## Document section
************

Major teaching hospital

The Brookdale University Hospital and Medical Center (often called Brookdale Hospital, or Brookdale for short) is a nonprofit 501(c)(3) medical services provider in the borough of Brooklyn, New York City. Brookdale's primary and secondary service areas together comprise 1 million residents. It serves most of Eastern Brooklyn: Brownsville, East New York, Canarsie and East Flatbush.

Brookdale became a member of the One Brooklyn Health system along with Kingsbrook Jewish Medical Center and Interfaith Medical Center upon the system's creation in 2016.

==Description==
Brookdale is one of Brooklyn's largest voluntary nonprofit teaching hospitals,
a regional tertiary care center, and is a Level II trauma center, Thrombectomy-Capable Stroke Center, Level III Perinatal Center, and AIDS center. It provides 24-hour emergency services and long-term specialty care, has outpatient programs.It provides outpatient ambulatory care services in both on campus and off site facilities. Brookdale specializes in rehabilitative medicine and long-term specialty care in its Schulman and Schachne Institute for Nursing and Rehabilitation and in addition is home to 86 units of assisted living and independent housing in the Arlene and David Schlang Pavilion, a federally subsidized housing project.

In 1970, NYU's Medical Center and School of Medicine initiated an "affilitation agreement" to enhance training and provide student exchange opportunities.

==History==
After a decade of planning, the Brownsville and East New York Hospital opened on April 11, 1921, with one building housing 75 beds between Brownsville, East New York, and Canarsie. The first President of the Medical Board was Simon R. Blatteis, who was also a leading figure in organizing the development of the hospital. It was renamed Beth-El Hospital in 1932. The hospital, under the directorship of Jacob Rutstein, greatly expanded its facilities at that time. It became Brookdale Hospital in 1964, and Brookdale Hospital Medical Center in 1971. In 1993, Brookdale opened the first designated long term AIDS center in Brooklyn. It was later renamed the Treatment for Life Center. The Radutzky Emergency Care Pavilion was dedicated in 1982, and was designated a Level I Trauma Center in the same year (now it is a level II trauma center). A major expansion was completed in 2004. In 2005 Brookdale became a 911 receiving Stroke Center.

************

## Material shown
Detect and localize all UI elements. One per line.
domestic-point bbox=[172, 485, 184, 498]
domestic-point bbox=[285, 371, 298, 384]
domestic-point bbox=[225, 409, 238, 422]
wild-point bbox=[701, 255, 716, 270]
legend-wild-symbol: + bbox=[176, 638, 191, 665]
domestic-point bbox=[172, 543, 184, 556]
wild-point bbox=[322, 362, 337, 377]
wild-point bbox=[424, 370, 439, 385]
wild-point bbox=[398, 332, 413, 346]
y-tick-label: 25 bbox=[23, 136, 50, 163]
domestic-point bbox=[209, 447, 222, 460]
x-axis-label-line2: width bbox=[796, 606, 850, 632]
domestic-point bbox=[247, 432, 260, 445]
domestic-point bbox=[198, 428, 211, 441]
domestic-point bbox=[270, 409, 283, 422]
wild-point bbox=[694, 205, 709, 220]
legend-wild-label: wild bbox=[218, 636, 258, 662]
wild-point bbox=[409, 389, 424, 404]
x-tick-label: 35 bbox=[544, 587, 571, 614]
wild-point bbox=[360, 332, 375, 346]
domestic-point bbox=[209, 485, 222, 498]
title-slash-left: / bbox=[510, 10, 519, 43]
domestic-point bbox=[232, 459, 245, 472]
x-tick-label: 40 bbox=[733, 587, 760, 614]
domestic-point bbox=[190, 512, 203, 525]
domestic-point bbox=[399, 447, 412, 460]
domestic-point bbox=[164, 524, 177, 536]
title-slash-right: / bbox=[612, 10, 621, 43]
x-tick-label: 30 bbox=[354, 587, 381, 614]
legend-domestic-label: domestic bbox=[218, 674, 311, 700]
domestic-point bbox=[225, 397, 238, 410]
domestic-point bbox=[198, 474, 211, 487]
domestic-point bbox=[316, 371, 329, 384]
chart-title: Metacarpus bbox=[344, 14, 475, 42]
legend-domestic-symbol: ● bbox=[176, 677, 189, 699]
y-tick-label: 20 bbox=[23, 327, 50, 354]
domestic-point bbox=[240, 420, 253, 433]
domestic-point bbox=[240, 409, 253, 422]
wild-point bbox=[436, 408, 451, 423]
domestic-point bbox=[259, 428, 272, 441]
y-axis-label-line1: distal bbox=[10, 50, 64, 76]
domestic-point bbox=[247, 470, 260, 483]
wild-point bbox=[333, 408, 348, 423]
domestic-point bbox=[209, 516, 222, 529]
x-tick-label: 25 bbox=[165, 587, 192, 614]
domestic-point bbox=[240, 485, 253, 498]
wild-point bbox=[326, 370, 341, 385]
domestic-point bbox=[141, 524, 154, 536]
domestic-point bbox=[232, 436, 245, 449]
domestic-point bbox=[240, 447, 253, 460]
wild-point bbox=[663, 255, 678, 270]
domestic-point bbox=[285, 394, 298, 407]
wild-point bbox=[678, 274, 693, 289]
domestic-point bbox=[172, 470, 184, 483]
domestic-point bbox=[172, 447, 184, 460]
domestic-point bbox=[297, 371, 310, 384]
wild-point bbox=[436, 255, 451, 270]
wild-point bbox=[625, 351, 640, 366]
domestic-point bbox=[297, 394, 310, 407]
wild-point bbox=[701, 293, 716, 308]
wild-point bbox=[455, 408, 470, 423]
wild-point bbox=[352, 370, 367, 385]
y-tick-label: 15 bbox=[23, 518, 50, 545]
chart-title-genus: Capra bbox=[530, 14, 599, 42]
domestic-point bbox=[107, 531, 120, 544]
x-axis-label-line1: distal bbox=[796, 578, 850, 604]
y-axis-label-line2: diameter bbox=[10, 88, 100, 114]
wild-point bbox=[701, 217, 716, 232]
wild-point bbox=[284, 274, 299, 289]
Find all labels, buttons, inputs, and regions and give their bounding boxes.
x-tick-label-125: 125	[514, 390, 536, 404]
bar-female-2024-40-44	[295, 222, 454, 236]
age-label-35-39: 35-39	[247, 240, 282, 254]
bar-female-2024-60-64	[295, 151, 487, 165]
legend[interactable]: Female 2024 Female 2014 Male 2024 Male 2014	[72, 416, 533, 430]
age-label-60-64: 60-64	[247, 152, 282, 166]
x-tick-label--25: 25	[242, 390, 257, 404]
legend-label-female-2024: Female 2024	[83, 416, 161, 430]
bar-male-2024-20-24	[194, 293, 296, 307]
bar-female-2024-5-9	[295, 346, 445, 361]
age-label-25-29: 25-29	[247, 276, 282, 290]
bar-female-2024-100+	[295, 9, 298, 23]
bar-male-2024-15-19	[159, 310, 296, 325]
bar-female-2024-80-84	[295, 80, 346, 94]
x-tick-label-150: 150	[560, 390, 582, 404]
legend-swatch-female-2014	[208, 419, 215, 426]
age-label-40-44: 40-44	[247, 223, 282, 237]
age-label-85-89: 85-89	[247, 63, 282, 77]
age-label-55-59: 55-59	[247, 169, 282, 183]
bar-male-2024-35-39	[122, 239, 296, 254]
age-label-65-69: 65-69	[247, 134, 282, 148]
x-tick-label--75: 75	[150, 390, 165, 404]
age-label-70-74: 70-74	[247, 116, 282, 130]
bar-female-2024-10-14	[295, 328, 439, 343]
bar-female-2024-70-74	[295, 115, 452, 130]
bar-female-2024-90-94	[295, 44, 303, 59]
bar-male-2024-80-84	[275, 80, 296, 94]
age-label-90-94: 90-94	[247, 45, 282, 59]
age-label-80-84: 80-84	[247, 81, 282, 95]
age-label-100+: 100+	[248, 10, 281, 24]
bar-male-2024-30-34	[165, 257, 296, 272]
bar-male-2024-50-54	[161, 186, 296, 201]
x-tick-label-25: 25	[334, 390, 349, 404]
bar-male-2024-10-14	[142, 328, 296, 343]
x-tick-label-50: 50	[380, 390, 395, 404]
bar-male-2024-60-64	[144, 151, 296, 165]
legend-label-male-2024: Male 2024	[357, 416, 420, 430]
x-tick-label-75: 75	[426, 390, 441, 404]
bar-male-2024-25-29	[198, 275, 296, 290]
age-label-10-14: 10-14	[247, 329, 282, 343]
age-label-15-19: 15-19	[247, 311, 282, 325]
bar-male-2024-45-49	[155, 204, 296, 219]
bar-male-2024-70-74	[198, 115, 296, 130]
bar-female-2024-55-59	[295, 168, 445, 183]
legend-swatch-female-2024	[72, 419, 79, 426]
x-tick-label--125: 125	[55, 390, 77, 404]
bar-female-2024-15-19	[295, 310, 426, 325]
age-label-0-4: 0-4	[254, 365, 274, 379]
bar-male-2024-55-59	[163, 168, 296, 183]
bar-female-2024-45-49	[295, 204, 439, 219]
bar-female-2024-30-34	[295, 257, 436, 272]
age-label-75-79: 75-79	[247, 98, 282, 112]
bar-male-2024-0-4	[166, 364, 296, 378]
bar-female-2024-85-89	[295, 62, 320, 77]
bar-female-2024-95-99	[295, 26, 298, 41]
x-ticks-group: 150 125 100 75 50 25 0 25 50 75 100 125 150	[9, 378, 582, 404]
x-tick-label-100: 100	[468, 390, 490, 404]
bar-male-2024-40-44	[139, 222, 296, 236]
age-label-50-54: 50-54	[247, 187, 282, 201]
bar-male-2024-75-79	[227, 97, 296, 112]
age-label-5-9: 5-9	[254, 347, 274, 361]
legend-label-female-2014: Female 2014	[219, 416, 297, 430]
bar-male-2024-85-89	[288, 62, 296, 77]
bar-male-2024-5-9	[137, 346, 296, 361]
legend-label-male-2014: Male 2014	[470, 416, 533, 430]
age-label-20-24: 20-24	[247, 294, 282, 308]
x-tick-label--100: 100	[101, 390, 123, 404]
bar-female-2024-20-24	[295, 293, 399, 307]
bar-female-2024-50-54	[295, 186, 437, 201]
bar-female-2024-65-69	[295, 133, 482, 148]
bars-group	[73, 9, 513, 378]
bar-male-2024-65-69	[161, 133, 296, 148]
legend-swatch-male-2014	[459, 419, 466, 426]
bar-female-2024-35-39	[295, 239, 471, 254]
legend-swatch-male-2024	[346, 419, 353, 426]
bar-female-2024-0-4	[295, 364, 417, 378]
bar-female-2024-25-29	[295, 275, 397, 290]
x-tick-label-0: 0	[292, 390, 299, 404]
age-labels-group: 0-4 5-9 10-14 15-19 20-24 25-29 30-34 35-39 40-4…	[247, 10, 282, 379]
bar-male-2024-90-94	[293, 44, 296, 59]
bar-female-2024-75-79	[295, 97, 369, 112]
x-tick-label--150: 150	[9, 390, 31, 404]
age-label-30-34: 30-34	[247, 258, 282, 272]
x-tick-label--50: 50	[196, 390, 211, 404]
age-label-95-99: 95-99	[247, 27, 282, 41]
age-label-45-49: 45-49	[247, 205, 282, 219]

************

## Exercise
Copy the part of the Brookdale hospital text between "The Brookdale University" and "and East Flatbush.", inclusive, and switch "borough" to "district". Draw only on the Brookdale hospital text.

## Output of the task
The Brookdale University Hospital and Medical Center (often called Brookdale Hospital, or Brookdale for short) is a nonprofit 501(c)(3) medical services provider in the district of Brooklyn, New York City. Brookdale's primary and secondary service areas together comprise 1 million residents. It serves most of Eastern Brooklyn: Brownsville, East New York, Canarsie and East Flatbush.